# start of Supplied records

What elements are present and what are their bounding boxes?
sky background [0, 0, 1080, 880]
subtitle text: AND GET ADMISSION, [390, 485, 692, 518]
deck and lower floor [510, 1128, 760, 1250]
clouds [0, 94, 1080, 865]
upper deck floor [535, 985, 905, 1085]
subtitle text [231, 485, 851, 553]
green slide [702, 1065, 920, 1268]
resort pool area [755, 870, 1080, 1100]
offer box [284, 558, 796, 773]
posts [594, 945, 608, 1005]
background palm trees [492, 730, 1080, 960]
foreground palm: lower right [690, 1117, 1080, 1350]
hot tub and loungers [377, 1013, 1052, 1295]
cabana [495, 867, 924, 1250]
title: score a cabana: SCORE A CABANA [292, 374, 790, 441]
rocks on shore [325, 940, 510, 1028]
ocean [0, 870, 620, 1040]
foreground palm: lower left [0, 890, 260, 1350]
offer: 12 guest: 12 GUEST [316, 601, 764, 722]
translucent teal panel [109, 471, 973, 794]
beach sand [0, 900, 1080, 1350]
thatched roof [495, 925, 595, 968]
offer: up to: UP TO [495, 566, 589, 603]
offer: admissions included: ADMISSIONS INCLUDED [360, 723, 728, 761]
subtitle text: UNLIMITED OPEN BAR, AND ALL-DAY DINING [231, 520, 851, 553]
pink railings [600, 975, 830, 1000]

# end of Supplied records

> _Stated task_
Present each of the rows above as a numbered list, leaving out any blank lines.

> _Task answer_
1. What elements are present and what are their bounding boxes?
2. sky background [0, 0, 1080, 880]
3. subtitle text: AND GET ADMISSION, [390, 485, 692, 518]
4. deck and lower floor [510, 1128, 760, 1250]
5. clouds [0, 94, 1080, 865]
6. upper deck floor [535, 985, 905, 1085]
7. subtitle text [231, 485, 851, 553]
8. green slide [702, 1065, 920, 1268]
9. resort pool area [755, 870, 1080, 1100]
10. offer box [284, 558, 796, 773]
11. posts [594, 945, 608, 1005]
12. background palm trees [492, 730, 1080, 960]
13. foreground palm: lower right [690, 1117, 1080, 1350]
14. hot tub and loungers [377, 1013, 1052, 1295]
15. cabana [495, 867, 924, 1250]
16. title: score a cabana: SCORE A CABANA [292, 374, 790, 441]
17. rocks on shore [325, 940, 510, 1028]
18. ocean [0, 870, 620, 1040]
19. foreground palm: lower left [0, 890, 260, 1350]
20. offer: 12 guest: 12 GUEST [316, 601, 764, 722]
21. translucent teal panel [109, 471, 973, 794]
22. beach sand [0, 900, 1080, 1350]
23. thatched roof [495, 925, 595, 968]
24. offer: up to: UP TO [495, 566, 589, 603]
25. offer: admissions included: ADMISSIONS INCLUDED [360, 723, 728, 761]
26. subtitle text: UNLIMITED OPEN BAR, AND ALL-DAY DINING [231, 520, 851, 553]
27. pink railings [600, 975, 830, 1000]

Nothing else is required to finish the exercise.